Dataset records
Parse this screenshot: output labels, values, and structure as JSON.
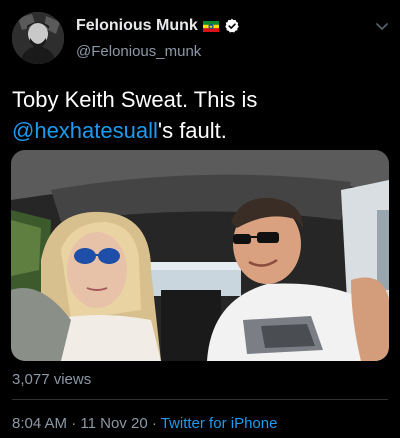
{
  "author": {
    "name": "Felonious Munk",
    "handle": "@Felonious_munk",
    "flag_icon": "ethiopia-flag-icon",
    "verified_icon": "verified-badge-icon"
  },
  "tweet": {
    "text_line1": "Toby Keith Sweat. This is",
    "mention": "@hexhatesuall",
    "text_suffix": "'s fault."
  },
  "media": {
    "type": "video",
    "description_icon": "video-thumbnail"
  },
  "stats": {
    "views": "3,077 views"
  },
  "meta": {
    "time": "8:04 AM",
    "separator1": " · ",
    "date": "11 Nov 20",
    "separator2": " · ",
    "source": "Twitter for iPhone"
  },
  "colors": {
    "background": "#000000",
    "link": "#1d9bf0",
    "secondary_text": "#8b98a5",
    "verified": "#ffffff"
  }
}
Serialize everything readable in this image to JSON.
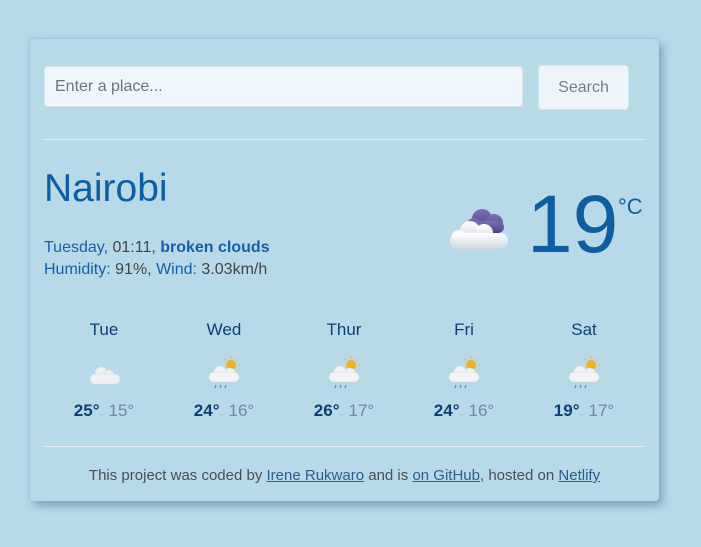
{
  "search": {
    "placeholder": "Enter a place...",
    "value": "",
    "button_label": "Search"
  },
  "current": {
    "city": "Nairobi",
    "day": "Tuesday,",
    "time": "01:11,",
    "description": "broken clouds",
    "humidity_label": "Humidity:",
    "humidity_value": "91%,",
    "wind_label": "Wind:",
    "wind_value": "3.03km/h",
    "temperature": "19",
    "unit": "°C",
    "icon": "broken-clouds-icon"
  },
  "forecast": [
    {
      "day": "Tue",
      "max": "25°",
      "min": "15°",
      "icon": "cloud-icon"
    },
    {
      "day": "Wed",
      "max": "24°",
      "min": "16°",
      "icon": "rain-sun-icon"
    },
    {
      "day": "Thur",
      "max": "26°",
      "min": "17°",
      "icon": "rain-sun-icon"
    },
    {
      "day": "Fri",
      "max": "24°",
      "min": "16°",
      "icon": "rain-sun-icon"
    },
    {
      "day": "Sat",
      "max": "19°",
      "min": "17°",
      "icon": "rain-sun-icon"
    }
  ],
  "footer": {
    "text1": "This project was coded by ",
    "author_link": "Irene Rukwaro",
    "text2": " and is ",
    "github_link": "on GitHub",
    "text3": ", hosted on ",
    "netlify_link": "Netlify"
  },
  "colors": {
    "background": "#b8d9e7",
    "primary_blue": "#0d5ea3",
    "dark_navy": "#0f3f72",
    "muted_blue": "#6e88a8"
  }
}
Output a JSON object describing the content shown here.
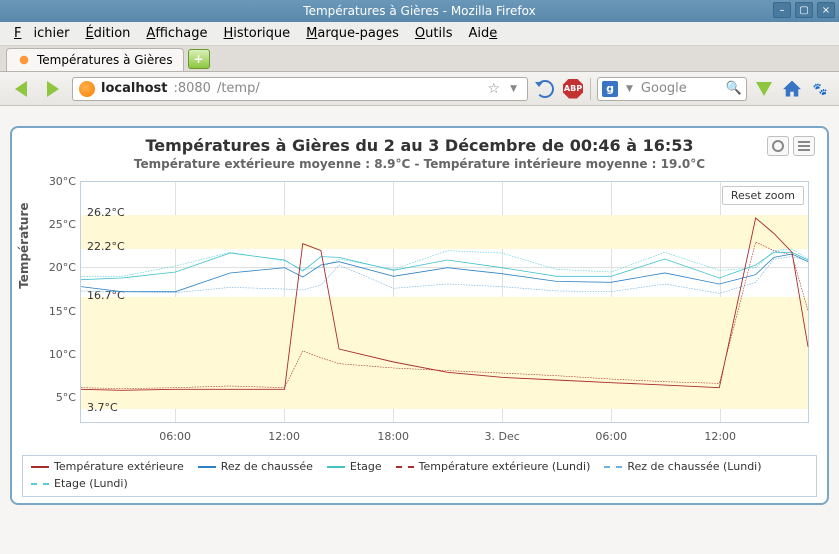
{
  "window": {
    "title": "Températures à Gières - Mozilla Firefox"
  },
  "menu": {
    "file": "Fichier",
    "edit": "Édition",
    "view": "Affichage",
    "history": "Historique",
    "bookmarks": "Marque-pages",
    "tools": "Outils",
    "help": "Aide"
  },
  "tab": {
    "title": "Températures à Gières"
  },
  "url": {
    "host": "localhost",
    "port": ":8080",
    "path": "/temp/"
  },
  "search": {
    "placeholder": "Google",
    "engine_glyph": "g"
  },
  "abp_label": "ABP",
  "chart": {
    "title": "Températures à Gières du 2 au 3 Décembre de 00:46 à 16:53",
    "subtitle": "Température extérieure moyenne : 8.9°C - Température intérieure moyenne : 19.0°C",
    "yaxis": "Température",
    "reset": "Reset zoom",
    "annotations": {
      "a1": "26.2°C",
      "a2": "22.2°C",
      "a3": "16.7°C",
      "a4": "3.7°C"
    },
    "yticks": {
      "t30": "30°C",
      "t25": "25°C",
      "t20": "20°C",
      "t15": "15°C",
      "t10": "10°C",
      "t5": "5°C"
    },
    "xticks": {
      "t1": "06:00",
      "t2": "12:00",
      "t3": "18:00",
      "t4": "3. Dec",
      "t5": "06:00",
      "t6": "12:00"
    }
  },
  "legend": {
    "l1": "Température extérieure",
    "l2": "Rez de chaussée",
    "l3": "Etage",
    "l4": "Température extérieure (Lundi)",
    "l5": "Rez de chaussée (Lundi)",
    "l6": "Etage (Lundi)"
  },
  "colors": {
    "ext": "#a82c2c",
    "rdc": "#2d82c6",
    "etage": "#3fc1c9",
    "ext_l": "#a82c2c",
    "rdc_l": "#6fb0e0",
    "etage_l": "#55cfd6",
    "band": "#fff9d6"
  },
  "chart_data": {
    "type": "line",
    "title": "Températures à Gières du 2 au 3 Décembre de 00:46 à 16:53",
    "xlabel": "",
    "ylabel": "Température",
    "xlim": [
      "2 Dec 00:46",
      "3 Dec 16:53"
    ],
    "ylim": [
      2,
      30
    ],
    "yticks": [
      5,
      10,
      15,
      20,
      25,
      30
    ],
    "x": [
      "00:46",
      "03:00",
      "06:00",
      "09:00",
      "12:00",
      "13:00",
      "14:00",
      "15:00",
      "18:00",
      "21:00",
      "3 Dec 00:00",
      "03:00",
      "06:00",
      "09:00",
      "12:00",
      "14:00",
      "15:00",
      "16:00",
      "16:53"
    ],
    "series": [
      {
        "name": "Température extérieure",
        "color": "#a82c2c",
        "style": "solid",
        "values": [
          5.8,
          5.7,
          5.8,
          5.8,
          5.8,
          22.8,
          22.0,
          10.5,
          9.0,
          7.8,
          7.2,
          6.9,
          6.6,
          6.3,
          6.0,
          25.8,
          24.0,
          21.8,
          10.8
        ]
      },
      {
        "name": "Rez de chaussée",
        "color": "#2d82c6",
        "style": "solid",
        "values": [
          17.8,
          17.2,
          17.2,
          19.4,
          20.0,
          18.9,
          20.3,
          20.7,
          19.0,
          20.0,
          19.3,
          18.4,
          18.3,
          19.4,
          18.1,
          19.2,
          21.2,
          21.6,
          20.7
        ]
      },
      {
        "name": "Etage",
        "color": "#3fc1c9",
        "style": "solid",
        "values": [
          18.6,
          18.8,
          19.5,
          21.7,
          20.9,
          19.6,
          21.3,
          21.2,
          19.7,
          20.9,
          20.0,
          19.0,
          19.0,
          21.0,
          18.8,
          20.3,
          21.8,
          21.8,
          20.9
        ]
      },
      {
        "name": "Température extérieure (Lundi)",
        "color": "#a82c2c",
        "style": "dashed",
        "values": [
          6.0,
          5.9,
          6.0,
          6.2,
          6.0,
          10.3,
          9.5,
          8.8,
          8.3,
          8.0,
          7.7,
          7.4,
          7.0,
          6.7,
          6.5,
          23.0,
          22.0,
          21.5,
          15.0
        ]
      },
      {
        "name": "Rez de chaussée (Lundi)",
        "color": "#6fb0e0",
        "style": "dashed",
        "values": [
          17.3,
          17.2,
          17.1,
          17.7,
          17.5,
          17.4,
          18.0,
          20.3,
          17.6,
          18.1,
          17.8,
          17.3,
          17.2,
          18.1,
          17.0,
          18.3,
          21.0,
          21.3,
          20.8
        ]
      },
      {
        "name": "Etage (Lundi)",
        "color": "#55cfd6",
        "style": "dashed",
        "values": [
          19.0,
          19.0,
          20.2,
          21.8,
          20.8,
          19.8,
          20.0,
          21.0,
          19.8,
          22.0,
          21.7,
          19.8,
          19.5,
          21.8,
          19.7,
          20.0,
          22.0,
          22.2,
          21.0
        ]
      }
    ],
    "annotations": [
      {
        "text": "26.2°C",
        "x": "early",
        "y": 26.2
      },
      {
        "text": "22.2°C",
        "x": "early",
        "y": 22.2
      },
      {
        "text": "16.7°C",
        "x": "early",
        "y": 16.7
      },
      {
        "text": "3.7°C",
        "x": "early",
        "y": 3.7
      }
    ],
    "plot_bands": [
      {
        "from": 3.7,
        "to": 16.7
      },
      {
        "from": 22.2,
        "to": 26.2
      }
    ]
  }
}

Task prompt
Of the lines in the entries above, how many include "broken"? Only the number should be given.

Solution for this problem
2